Write out each line of the listing as it stands, without the images.
BEGIN EXTRACTED DATA
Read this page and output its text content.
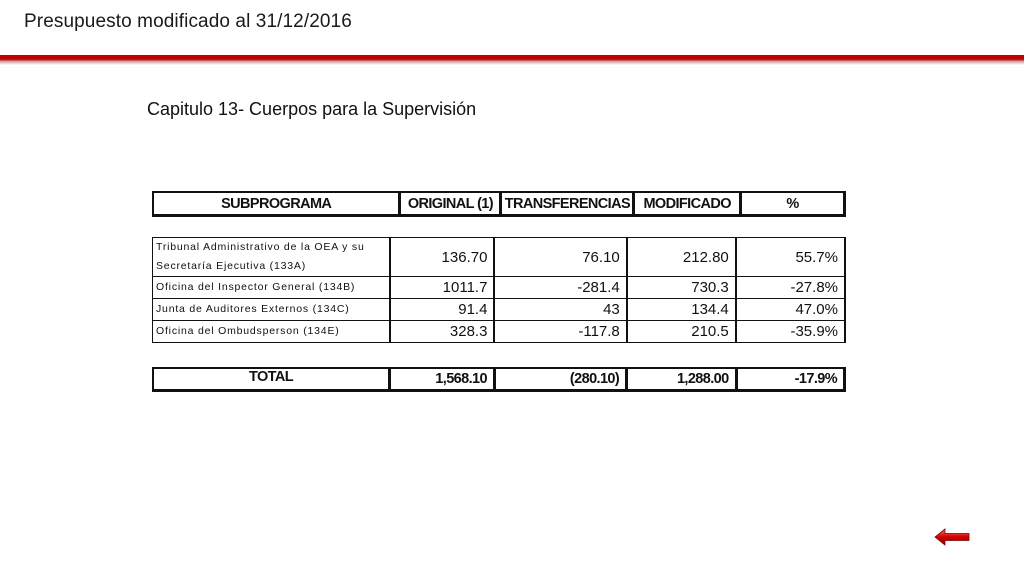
Presupuesto modificado al 31/12/2016
Capitulo 13- Cuerpos para la Supervisión
SUBPROGRAMA	ORIGINAL (1)	TRANSFERENCIAS	MODIFICADO	%
Tribunal Administrativo de la OEA y su Secretaría Ejecutiva (133A)	136.70	76.10	212.80	55.7%
Oficina del Inspector General (134B)	1011.7	-281.4	730.3	-27.8%
Junta de Auditores Externos (134C)	91.4	43	134.4	47.0%
Oficina del Ombudsperson (134E)	328.3	-117.8	210.5	-35.9%
TOTAL	1,568.10	(280.10)	1,288.00	-17.9%
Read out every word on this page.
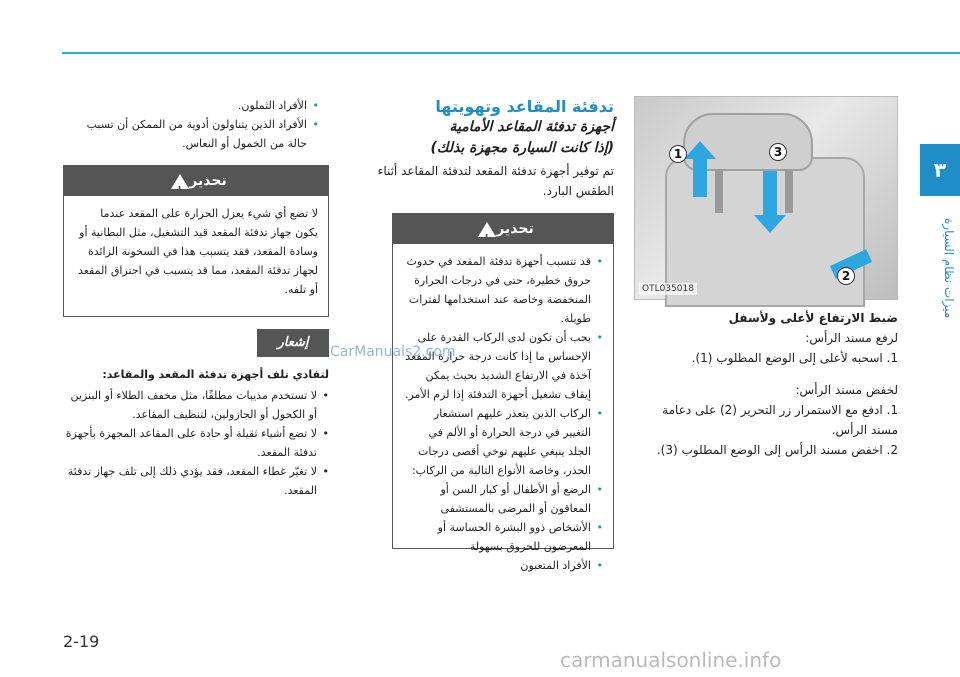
٣
ميزات نظام السيارة
1	3
2
OTL035018

ضبط الارتفاع لأعلى ولأسفل

لرفع مسند الرأس:

1. اسحبه لأعلى إلى الوضع المطلوب (1).

لخفض مسند الرأس:

1. ادفع مع الاستمرار زر التحرير (2) على دعامة مسند الرأس.

2. اخفض مسند الرأس إلى الوضع المطلوب (3).

تدفئة المقاعد وتهويتها
أجهزة تدفئة المقاعد الأمامية
(إذا كانت السيارة مجهزة بذلك)
تم توفير أجهزة تدفئة المقعد لتدفئة المقاعد أثناء الطقس البارد.
تحذير!
• قد تتسبب أجهزة تدفئة المقعد في حدوث حروق خطيرة، حتى في درجات الحرارة المنخفضة وخاصة عند استخدامها لفترات طويلة.
• يجب أن تكون لدى الركاب القدرة على الإحساس ما إذا كانت درجة حرارة المقعد آخذة في الارتفاع الشديد بحيث يمكن إيقاف تشغيل أجهزة التدفئة إذا لزم الأمر.
• الركاب الذين يتعذر عليهم استشعار التغيير في درجة الحرارة أو الألم في الجلد ينبغي عليهم توخي أقصى درجات الحذر، وخاصة الأنواع التالية من الركاب:
• الرضع أو الأطفال أو كبار السن أو المعاقون أو المرضى بالمستشفى
• الأشخاص ذوو البشرة الحساسة أو المعرضون للحروق بسهولة
• الأفراد المتعبون
• الأفراد الثملون.
• الأفراد الذين يتناولون أدوية من الممكن أن تسبب حالة من الخمول أو النعاس.
تحذير!
لا تضع أي شيء يعزل الحرارة على المقعد عندما يكون جهاز تدفئة المقعد قيد التشغيل، مثل البطانية أو وسادة المقعد، فقد يتسبب هذا في السخونة الزائدة لجهاز تدفئة المقعد، مما قد يتسبب في احتراق المقعد أو تلفه.
إشعار

لتفادي تلف أجهزة تدفئة المقعد والمقاعد:

• لا تستخدم مذيبات مطلقًا، مثل مخفف الطلاء أو البنزين أو الكحول أو الجازولين، لتنظيف المقاعد.
• لا تضع أشياء ثقيلة أو حادة على المقاعد المجهزة بأجهزة تدفئة المقعد.
• لا تغيّر غطاء المقعد، فقد يؤدي ذلك إلى تلف جهاز تدفئة المقعد.
CarManuals2.com
2-19
carmanualsonline.info
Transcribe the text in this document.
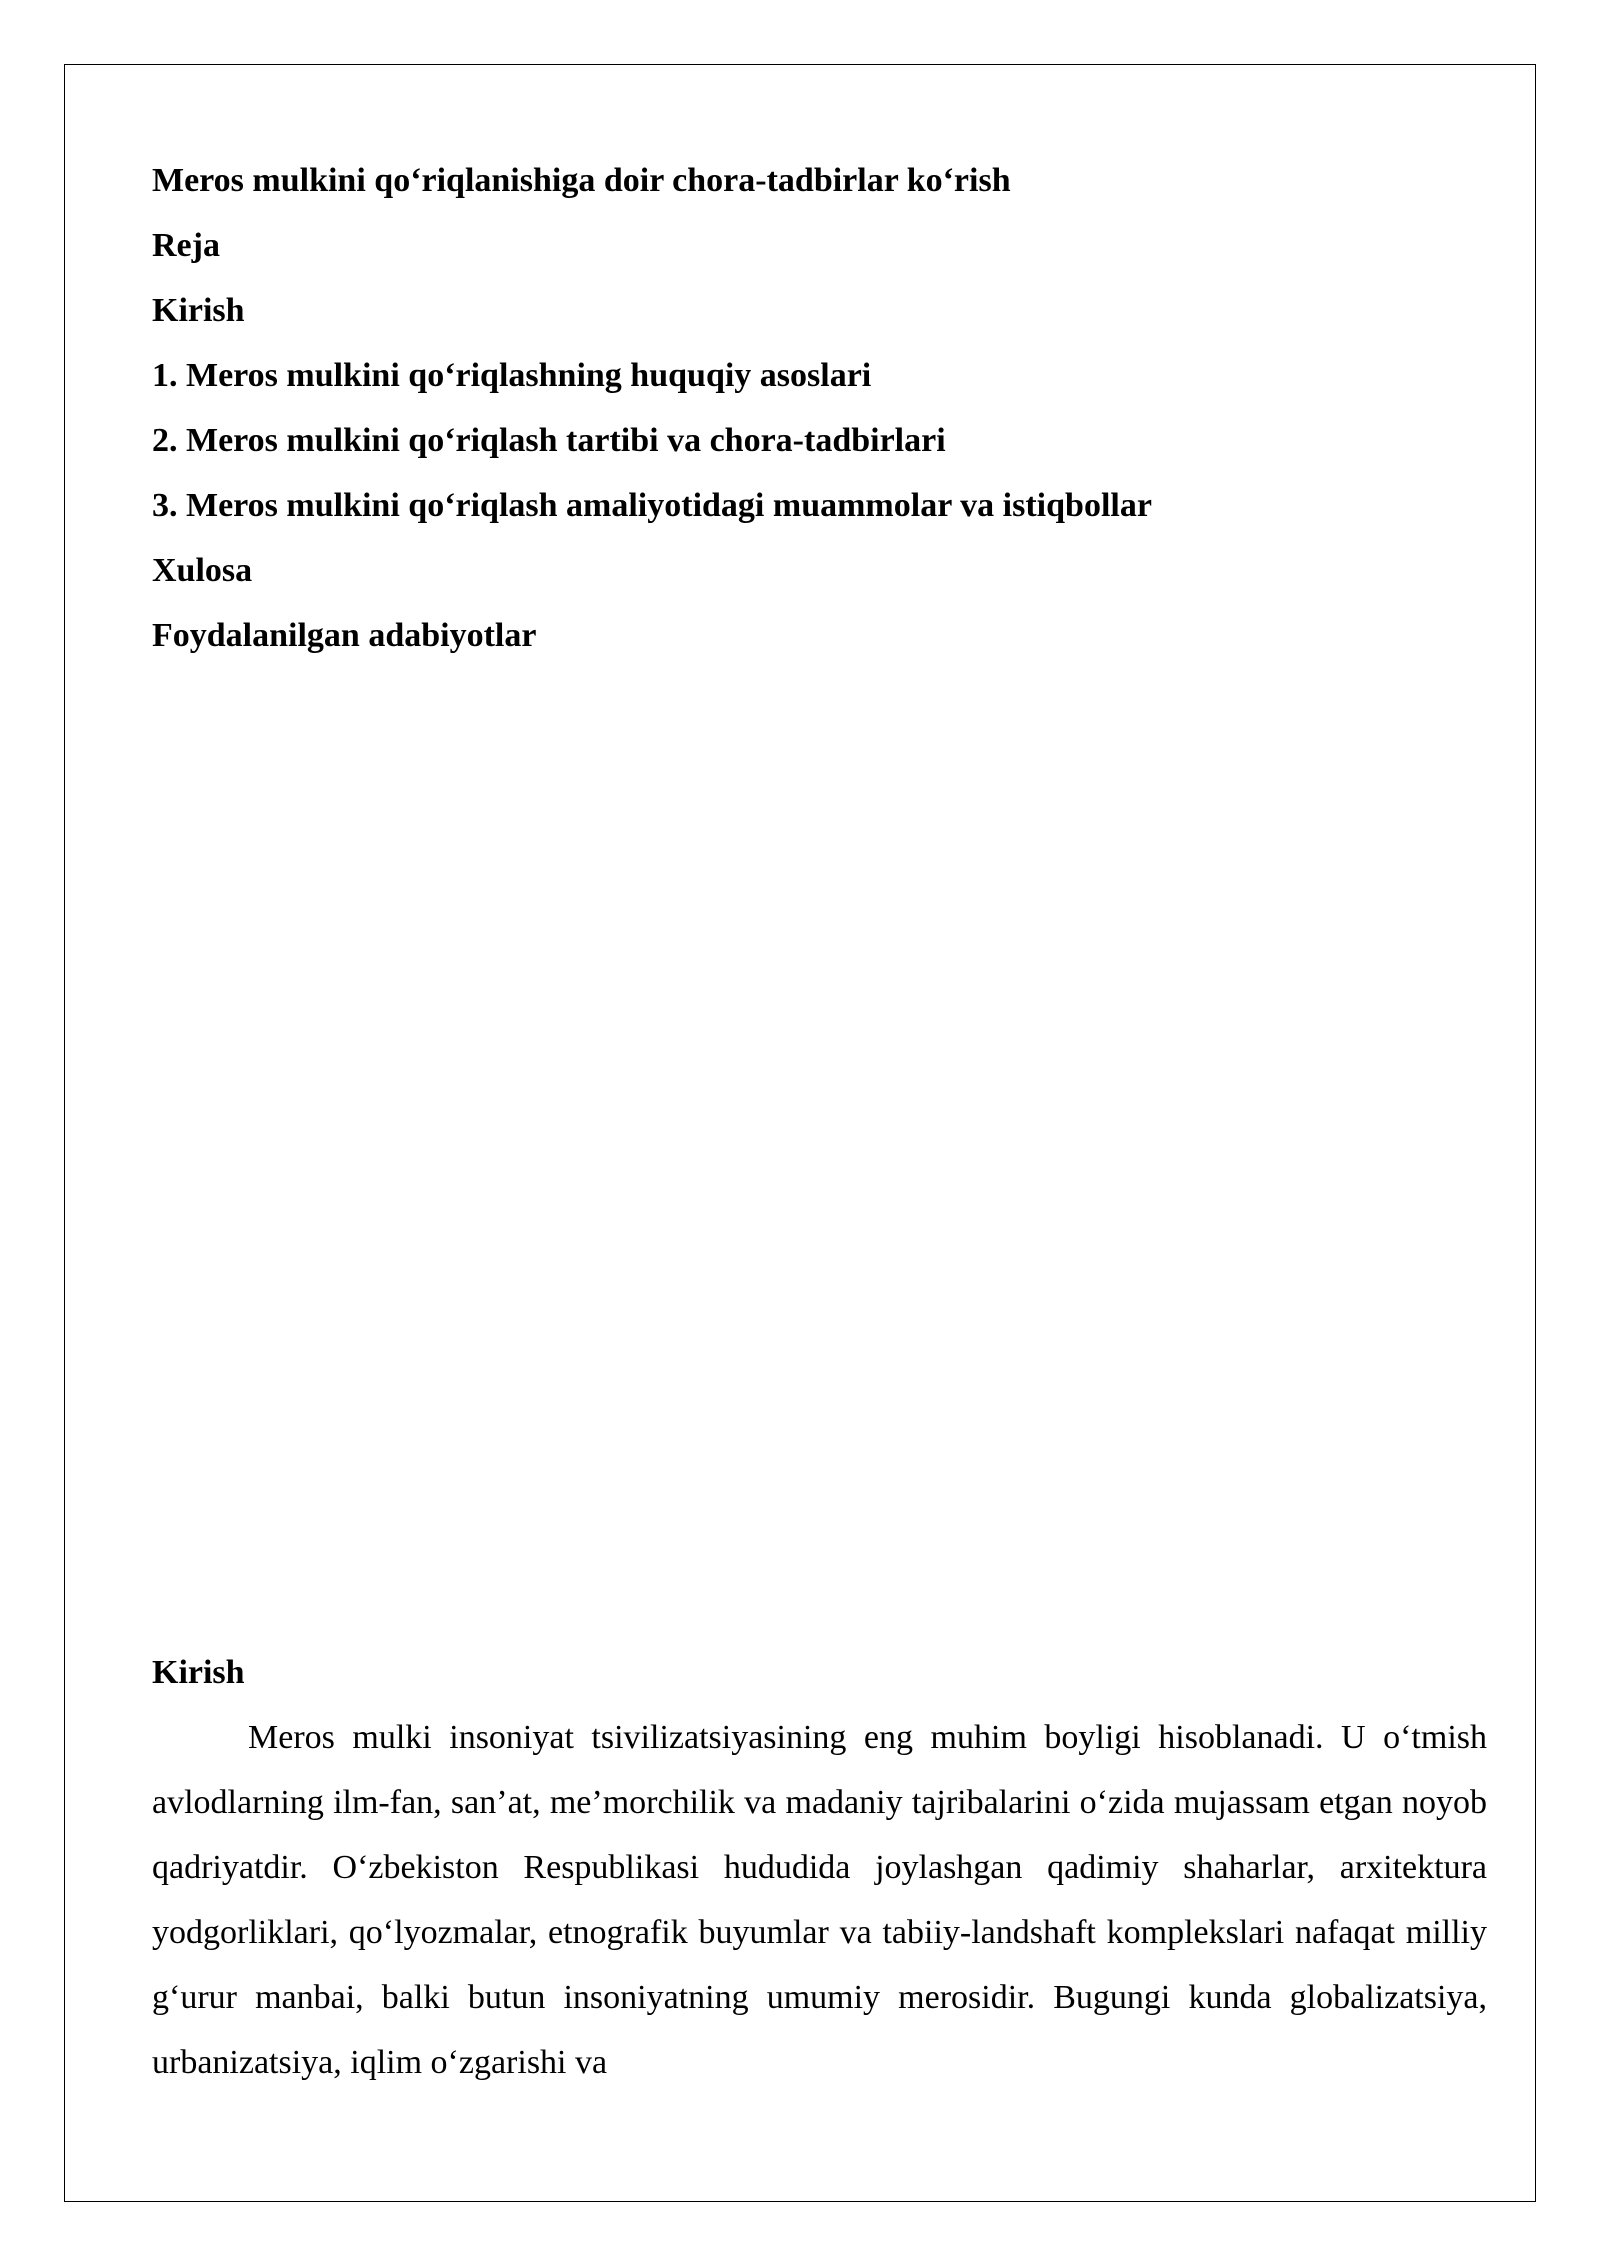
Meros mulkini qo‘riqlanishiga doir chora-tadbirlar ko‘rish

Reja

Kirish

1. Meros mulkini qo‘riqlashning huquqiy asoslari

2. Meros mulkini qo‘riqlash tartibi va chora-tadbirlari

3. Meros mulkini qo‘riqlash amaliyotidagi muammolar va istiqbollar

Xulosa

Foydalanilgan adabiyotlar

Kirish

Meros mulki insoniyat tsivilizatsiyasining eng muhim boyligi hisoblanadi. U o‘tmish avlodlarning ilm-fan, san’at, me’morchilik va madaniy tajribalarini o‘zida mujassam etgan noyob qadriyatdir. O‘zbekiston Respublikasi hududida joylashgan qadimiy shaharlar, arxitektura yodgorliklari, qo‘lyozmalar, etnografik buyumlar va tabiiy-landshaft komplekslari nafaqat milliy g‘urur manbai, balki butun insoniyatning umumiy merosidir. Bugungi kunda globalizatsiya, urbanizatsiya, iqlim o‘zgarishi va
END EXTRACTED DATA
- **RESULT OF THIS EXERCISE**
Read this page and output its text content.
Presupuesto modificado al 31/12/2016
Capitulo 13- Cuerpos para la Supervisión
SUBPROGRAMA	ORIGINAL (1)	TRANSFERENCIAS	MODIFICADO	%
Tribunal Administrativo de la OEA y su Secretaría Ejecutiva (133A)	136.70	76.10	212.80	55.7%
Oficina del Inspector General (134B)	1011.7	-281.4	730.3	-27.8%
Junta de Auditores Externos (134C)	91.4	43	134.4	47.0%
Oficina del Ombudsperson (134E)	328.3	-117.8	210.5	-35.9%
TOTAL	1,568.10	(280.10)	1,288.00	-17.9%
Read out every word on this page.
٣
ميزات نظام السيارة
1	3
2
OTL035018

ضبط الارتفاع لأعلى ولأسفل

لرفع مسند الرأس:

1. اسحبه لأعلى إلى الوضع المطلوب (1).

لخفض مسند الرأس:

1. ادفع مع الاستمرار زر التحرير (2) على دعامة مسند الرأس.

2. اخفض مسند الرأس إلى الوضع المطلوب (3).

تدفئة المقاعد وتهويتها
أجهزة تدفئة المقاعد الأمامية
(إذا كانت السيارة مجهزة بذلك)
تم توفير أجهزة تدفئة المقعد لتدفئة المقاعد أثناء الطقس البارد.
تحذير!
• قد تتسبب أجهزة تدفئة المقعد في حدوث حروق خطيرة، حتى في درجات الحرارة المنخفضة وخاصة عند استخدامها لفترات طويلة.
• يجب أن تكون لدى الركاب القدرة على الإحساس ما إذا كانت درجة حرارة المقعد آخذة في الارتفاع الشديد بحيث يمكن إيقاف تشغيل أجهزة التدفئة إذا لزم الأمر.
• الركاب الذين يتعذر عليهم استشعار التغيير في درجة الحرارة أو الألم في الجلد ينبغي عليهم توخي أقصى درجات الحذر، وخاصة الأنواع التالية من الركاب:
• الرضع أو الأطفال أو كبار السن أو المعاقون أو المرضى بالمستشفى
• الأشخاص ذوو البشرة الحساسة أو المعرضون للحروق بسهولة
• الأفراد المتعبون
• الأفراد الثملون.
• الأفراد الذين يتناولون أدوية من الممكن أن تسبب حالة من الخمول أو النعاس.
تحذير!
لا تضع أي شيء يعزل الحرارة على المقعد عندما يكون جهاز تدفئة المقعد قيد التشغيل، مثل البطانية أو وسادة المقعد، فقد يتسبب هذا في السخونة الزائدة لجهاز تدفئة المقعد، مما قد يتسبب في احتراق المقعد أو تلفه.
إشعار

لتفادي تلف أجهزة تدفئة المقعد والمقاعد:

• لا تستخدم مذيبات مطلقًا، مثل مخفف الطلاء أو البنزين أو الكحول أو الجازولين، لتنظيف المقاعد.
• لا تضع أشياء ثقيلة أو حادة على المقاعد المجهزة بأجهزة تدفئة المقعد.
• لا تغيّر غطاء المقعد، فقد يؤدي ذلك إلى تلف جهاز تدفئة المقعد.
CarManuals2.com
2-19
carmanualsonline.info
Transcribe the text in this document.
Meros mulkini qo‘riqlanishiga doir chora-tadbirlar ko‘rish

Reja

Kirish

1. Meros mulkini qo‘riqlashning huquqiy asoslari

2. Meros mulkini qo‘riqlash tartibi va chora-tadbirlari

3. Meros mulkini qo‘riqlash amaliyotidagi muammolar va istiqbollar

Xulosa

Foydalanilgan adabiyotlar

Kirish

Meros mulki insoniyat tsivilizatsiyasining eng muhim boyligi hisoblanadi. U o‘tmish avlodlarning ilm-fan, san’at, me’morchilik va madaniy tajribalarini o‘zida mujassam etgan noyob qadriyatdir. O‘zbekiston Respublikasi hududida joylashgan qadimiy shaharlar, arxitektura yodgorliklari, qo‘lyozmalar, etnografik buyumlar va tabiiy-landshaft komplekslari nafaqat milliy g‘urur manbai, balki butun insoniyatning umumiy merosidir. Bugungi kunda globalizatsiya, urbanizatsiya, iqlim o‘zgarishi va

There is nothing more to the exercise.